» **Prompt**
Which lines of the records contain "meeting"? Collect every one of them.

» **Given information**

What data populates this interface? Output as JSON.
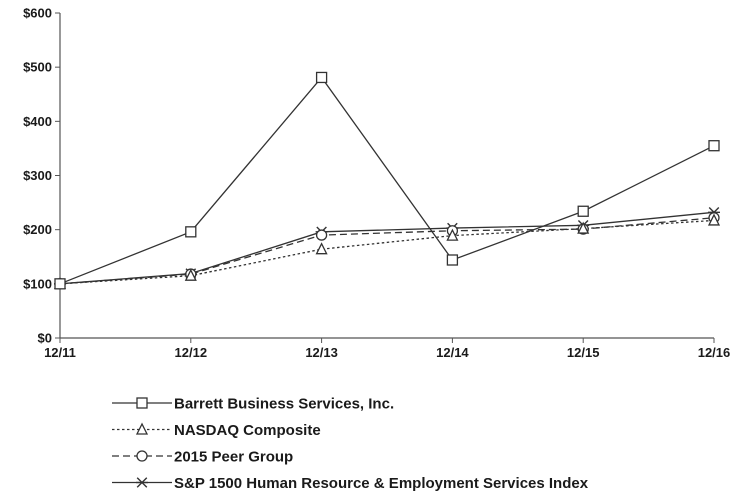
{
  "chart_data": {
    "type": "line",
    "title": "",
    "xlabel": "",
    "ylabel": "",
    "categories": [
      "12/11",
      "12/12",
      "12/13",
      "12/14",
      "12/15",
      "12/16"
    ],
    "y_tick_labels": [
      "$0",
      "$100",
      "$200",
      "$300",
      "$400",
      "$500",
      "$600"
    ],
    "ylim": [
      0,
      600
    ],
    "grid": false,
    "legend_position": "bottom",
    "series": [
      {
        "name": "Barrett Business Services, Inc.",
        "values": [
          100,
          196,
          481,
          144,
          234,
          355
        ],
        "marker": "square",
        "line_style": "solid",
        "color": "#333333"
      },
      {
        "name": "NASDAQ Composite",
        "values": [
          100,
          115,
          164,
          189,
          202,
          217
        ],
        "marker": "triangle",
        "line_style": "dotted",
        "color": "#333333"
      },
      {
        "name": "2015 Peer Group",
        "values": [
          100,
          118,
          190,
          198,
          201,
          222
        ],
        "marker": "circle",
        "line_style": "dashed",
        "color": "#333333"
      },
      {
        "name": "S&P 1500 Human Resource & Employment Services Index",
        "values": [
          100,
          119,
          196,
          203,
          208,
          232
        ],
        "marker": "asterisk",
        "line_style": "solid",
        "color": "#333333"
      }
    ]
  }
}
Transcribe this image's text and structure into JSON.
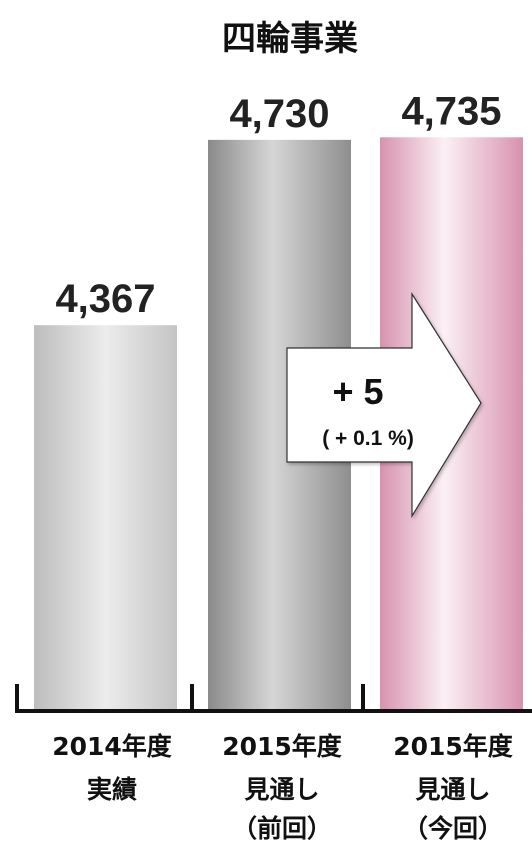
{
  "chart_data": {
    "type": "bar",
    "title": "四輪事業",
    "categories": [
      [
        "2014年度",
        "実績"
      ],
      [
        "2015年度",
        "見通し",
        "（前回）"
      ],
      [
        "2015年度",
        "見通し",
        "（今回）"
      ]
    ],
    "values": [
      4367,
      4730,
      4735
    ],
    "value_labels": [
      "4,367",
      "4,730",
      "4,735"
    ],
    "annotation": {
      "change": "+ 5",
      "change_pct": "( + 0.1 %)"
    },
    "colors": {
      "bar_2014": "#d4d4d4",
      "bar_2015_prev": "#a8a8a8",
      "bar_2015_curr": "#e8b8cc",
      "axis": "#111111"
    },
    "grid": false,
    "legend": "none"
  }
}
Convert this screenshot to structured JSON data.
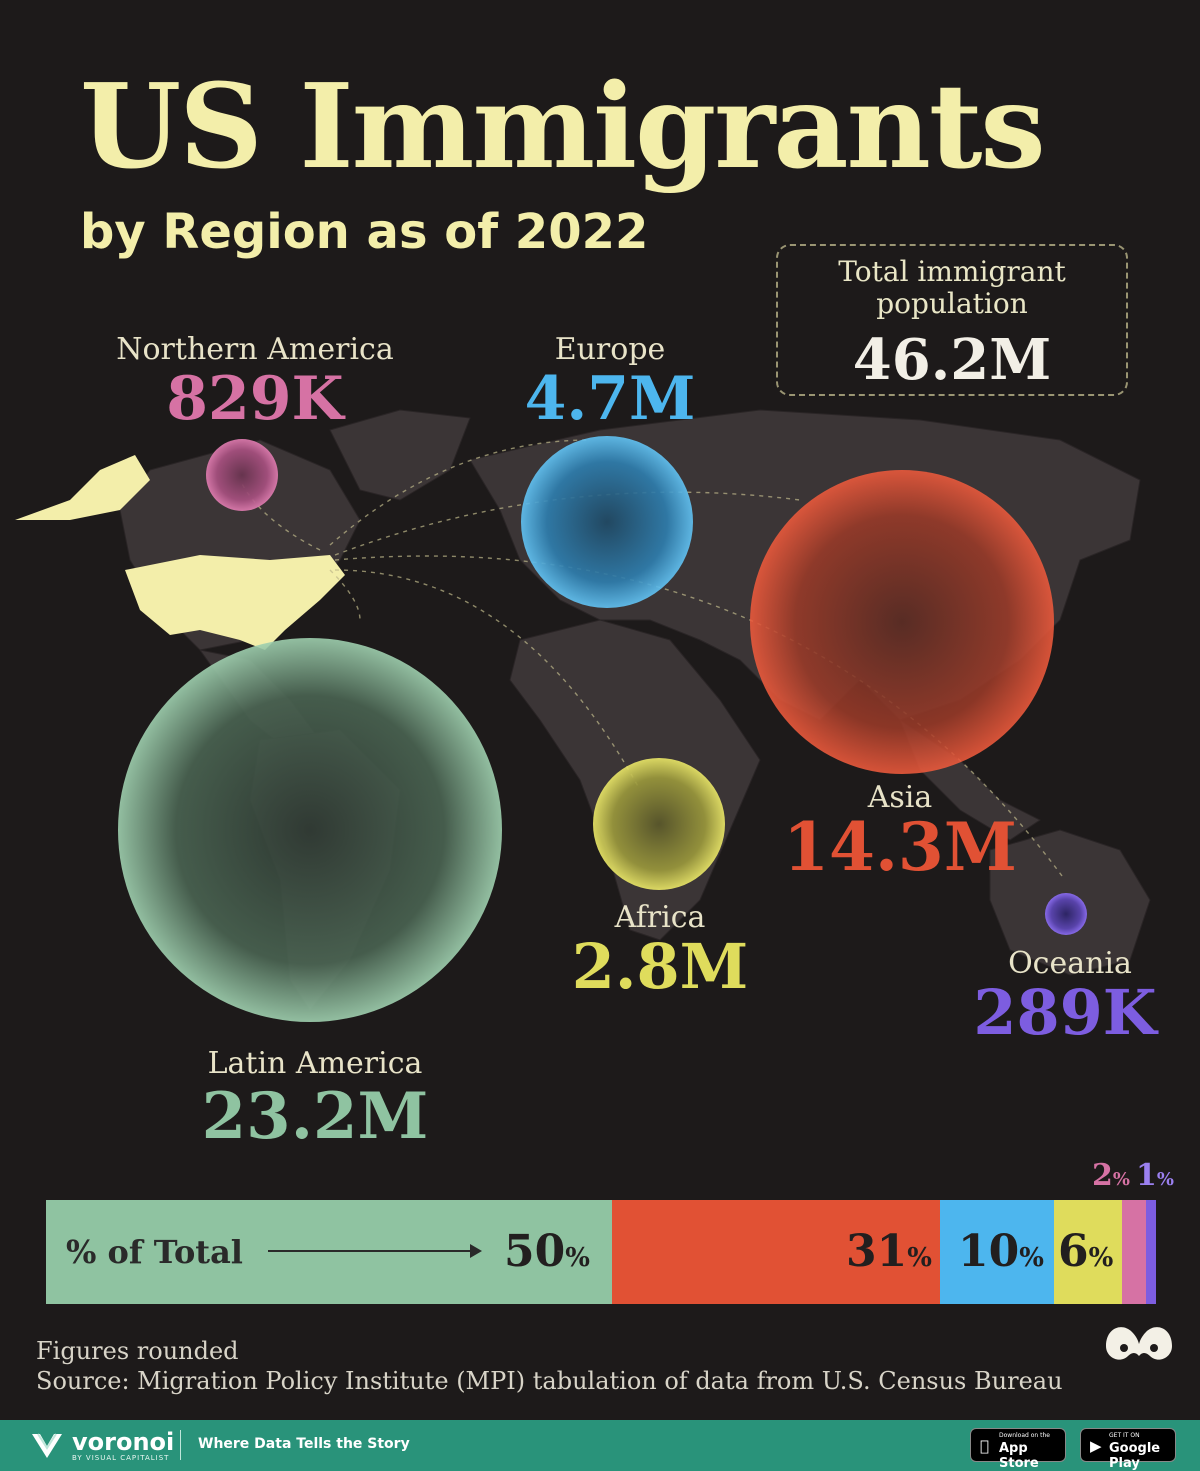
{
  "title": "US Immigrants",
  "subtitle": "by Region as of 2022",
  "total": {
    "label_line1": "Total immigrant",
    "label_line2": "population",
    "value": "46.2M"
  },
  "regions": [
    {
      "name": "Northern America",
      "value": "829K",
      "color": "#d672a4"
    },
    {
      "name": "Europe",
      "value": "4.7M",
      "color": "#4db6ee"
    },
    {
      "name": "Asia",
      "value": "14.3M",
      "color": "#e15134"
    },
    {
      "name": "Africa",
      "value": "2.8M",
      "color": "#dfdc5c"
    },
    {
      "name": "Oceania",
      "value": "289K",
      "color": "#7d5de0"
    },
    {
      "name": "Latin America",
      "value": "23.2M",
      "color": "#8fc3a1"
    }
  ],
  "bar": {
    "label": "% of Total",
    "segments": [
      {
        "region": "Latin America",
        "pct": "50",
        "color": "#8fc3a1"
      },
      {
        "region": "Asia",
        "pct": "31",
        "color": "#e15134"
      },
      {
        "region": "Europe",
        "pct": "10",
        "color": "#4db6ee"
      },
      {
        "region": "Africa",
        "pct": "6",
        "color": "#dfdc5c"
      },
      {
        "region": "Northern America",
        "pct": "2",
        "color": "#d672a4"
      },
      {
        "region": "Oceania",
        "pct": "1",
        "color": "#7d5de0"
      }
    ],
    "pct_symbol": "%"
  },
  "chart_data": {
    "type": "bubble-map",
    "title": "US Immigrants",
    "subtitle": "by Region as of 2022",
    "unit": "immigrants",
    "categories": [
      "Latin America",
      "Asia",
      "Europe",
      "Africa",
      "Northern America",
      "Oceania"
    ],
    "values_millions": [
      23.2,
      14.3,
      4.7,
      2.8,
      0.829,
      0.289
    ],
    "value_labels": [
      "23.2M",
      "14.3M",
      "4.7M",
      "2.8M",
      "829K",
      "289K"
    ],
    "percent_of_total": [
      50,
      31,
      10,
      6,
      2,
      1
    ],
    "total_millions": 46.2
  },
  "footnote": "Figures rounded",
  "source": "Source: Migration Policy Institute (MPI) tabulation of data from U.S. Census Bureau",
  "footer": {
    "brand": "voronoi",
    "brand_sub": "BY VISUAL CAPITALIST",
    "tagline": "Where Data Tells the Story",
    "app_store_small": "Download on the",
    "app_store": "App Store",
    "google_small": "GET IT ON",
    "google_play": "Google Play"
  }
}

==

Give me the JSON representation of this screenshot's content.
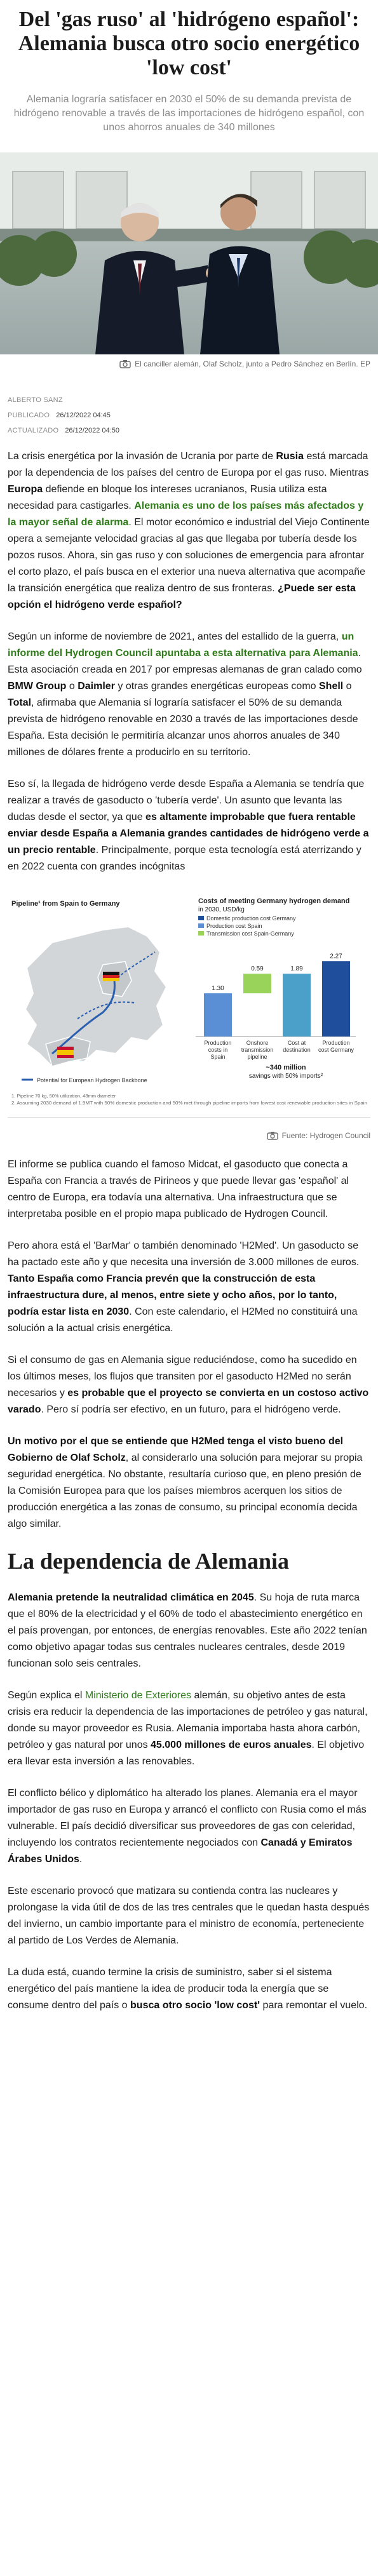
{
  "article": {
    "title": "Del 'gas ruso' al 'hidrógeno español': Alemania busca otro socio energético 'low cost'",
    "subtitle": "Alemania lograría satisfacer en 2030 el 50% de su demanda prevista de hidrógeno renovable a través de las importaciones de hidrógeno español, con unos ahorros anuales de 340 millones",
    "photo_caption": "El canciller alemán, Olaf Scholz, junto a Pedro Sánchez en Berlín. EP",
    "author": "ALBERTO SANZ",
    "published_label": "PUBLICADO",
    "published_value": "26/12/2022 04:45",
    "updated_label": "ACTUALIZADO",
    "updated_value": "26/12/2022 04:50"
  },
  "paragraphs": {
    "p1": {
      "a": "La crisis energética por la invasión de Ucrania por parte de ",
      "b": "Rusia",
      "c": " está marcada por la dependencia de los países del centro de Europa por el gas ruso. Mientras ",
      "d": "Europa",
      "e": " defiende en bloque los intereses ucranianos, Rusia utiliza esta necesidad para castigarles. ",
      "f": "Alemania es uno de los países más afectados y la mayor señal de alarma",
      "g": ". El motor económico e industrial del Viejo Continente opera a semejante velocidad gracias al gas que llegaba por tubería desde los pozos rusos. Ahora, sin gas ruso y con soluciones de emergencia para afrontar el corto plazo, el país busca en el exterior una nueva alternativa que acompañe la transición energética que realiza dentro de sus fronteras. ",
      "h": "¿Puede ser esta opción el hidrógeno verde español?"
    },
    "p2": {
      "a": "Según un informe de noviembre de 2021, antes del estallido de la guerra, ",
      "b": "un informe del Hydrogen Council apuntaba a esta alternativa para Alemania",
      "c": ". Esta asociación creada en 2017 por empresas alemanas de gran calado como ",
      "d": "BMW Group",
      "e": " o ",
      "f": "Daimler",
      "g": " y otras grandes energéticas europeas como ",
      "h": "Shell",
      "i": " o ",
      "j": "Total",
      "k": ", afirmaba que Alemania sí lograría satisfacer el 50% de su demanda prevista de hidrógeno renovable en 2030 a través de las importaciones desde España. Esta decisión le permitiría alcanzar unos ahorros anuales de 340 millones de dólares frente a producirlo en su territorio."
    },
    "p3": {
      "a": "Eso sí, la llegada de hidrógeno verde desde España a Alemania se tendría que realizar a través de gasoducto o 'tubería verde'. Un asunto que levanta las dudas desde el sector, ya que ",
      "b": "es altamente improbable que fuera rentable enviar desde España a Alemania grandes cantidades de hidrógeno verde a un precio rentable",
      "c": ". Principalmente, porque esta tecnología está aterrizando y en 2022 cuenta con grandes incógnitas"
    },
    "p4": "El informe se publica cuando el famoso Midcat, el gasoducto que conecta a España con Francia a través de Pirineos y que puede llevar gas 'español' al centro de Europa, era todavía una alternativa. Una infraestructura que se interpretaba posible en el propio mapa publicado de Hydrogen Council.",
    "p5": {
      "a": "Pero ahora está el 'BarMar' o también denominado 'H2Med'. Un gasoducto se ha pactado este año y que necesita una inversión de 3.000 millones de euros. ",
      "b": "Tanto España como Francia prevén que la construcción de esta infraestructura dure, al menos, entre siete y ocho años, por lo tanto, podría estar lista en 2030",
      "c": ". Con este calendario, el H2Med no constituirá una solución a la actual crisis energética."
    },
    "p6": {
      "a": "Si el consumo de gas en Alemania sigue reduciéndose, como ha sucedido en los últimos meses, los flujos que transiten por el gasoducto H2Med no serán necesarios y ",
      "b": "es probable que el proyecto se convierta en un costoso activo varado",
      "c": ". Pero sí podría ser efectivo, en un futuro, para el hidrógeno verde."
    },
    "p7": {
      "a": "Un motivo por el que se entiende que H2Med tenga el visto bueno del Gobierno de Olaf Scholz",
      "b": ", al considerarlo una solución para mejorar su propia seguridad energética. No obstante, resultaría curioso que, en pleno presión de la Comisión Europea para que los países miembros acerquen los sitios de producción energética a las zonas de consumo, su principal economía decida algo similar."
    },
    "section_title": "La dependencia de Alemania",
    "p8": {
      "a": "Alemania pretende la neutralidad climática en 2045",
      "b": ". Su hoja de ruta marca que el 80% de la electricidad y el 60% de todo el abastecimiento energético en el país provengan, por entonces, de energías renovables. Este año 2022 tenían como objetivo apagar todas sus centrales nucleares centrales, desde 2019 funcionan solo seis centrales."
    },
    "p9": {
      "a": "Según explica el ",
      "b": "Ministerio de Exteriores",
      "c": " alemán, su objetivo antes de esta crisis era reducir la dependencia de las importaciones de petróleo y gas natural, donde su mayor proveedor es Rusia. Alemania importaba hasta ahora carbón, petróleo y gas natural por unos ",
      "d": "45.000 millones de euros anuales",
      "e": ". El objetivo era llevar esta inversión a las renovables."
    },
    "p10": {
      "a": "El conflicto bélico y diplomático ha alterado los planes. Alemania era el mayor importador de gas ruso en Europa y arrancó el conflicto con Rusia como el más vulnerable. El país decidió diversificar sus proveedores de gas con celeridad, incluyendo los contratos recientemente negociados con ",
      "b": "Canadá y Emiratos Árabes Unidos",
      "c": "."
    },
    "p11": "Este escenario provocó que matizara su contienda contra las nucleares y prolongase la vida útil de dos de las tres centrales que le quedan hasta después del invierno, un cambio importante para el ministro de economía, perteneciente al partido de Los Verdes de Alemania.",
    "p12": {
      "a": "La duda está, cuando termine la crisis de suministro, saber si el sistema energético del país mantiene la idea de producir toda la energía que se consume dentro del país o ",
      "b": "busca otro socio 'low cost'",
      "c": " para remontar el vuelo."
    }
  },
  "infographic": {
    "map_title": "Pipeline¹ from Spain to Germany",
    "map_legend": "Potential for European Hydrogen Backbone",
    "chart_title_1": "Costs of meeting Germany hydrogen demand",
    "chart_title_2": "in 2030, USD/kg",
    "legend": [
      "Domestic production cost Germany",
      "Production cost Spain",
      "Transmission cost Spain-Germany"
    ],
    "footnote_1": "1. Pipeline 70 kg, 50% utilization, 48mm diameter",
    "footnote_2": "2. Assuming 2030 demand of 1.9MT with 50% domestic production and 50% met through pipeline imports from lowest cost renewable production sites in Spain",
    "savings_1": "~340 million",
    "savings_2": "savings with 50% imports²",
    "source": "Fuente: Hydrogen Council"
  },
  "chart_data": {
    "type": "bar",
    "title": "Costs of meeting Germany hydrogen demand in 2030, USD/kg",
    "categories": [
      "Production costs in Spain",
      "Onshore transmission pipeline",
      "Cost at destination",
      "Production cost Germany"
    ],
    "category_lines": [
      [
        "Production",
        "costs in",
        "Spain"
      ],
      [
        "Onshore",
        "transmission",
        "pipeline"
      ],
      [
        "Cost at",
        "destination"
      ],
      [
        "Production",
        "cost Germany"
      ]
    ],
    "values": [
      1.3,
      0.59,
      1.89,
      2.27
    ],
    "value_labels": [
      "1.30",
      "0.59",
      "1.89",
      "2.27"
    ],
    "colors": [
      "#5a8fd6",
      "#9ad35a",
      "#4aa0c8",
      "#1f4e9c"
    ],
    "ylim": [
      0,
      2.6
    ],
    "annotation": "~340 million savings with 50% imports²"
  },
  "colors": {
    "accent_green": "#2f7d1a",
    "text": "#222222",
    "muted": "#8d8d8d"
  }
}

---

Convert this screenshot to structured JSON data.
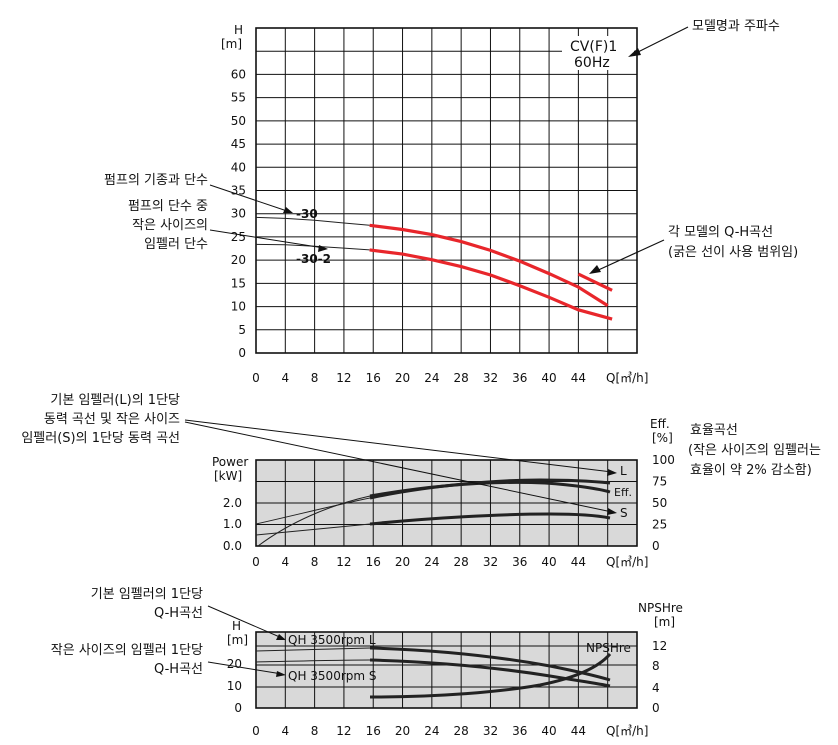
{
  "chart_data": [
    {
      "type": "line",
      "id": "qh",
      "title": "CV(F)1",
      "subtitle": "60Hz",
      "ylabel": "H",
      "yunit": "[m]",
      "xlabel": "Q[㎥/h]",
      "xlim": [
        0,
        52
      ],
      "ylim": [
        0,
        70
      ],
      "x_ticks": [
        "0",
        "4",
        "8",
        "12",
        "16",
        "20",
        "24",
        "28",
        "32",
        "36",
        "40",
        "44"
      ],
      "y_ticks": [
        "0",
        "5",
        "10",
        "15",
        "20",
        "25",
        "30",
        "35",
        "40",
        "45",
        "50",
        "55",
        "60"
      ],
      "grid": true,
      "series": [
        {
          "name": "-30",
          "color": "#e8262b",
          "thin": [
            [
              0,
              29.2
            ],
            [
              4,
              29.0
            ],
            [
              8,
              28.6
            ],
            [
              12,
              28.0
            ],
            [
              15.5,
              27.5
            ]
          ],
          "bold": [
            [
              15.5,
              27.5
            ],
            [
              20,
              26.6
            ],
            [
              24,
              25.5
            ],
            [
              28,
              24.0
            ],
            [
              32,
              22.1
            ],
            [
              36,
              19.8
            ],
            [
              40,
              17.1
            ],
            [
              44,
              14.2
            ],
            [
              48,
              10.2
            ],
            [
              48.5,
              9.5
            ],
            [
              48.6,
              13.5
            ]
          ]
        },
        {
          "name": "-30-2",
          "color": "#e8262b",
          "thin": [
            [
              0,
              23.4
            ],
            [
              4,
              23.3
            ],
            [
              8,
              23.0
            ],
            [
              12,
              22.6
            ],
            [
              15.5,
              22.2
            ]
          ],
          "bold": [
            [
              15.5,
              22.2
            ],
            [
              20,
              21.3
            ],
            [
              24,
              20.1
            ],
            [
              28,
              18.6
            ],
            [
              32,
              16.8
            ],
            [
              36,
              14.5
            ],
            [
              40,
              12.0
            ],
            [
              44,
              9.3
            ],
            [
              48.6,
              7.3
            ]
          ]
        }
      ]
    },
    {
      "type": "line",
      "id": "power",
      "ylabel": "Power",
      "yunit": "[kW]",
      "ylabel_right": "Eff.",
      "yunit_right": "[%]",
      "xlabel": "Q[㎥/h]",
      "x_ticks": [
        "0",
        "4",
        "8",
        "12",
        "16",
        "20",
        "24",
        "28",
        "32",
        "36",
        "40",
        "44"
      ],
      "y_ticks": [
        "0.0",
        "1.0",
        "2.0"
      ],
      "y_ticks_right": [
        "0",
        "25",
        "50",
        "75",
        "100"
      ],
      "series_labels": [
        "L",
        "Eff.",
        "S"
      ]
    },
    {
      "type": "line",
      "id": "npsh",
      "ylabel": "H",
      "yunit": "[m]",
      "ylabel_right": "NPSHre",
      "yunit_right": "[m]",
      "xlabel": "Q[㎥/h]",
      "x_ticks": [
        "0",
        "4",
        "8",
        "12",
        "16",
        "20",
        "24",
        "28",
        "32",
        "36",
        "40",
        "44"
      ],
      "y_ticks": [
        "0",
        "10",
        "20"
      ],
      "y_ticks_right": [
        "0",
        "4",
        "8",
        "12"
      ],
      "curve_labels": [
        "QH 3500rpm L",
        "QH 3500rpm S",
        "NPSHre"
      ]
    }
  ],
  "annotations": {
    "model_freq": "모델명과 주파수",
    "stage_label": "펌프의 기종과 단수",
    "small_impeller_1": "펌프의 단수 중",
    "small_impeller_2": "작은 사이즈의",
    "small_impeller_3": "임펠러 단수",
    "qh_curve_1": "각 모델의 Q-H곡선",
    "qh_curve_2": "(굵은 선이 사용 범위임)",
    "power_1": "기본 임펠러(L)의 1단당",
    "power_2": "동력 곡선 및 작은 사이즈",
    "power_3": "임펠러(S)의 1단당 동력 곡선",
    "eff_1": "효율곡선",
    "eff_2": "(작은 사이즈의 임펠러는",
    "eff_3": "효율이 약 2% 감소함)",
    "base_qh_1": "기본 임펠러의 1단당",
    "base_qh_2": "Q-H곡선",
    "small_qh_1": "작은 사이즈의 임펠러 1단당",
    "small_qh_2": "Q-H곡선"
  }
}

» **Problem solution**
    "chart_title_1": "Costs of meeting Germany hydrogen demand",
    "title": "Costs of meeting Germany hydrogen demand in 2030, USD/kg",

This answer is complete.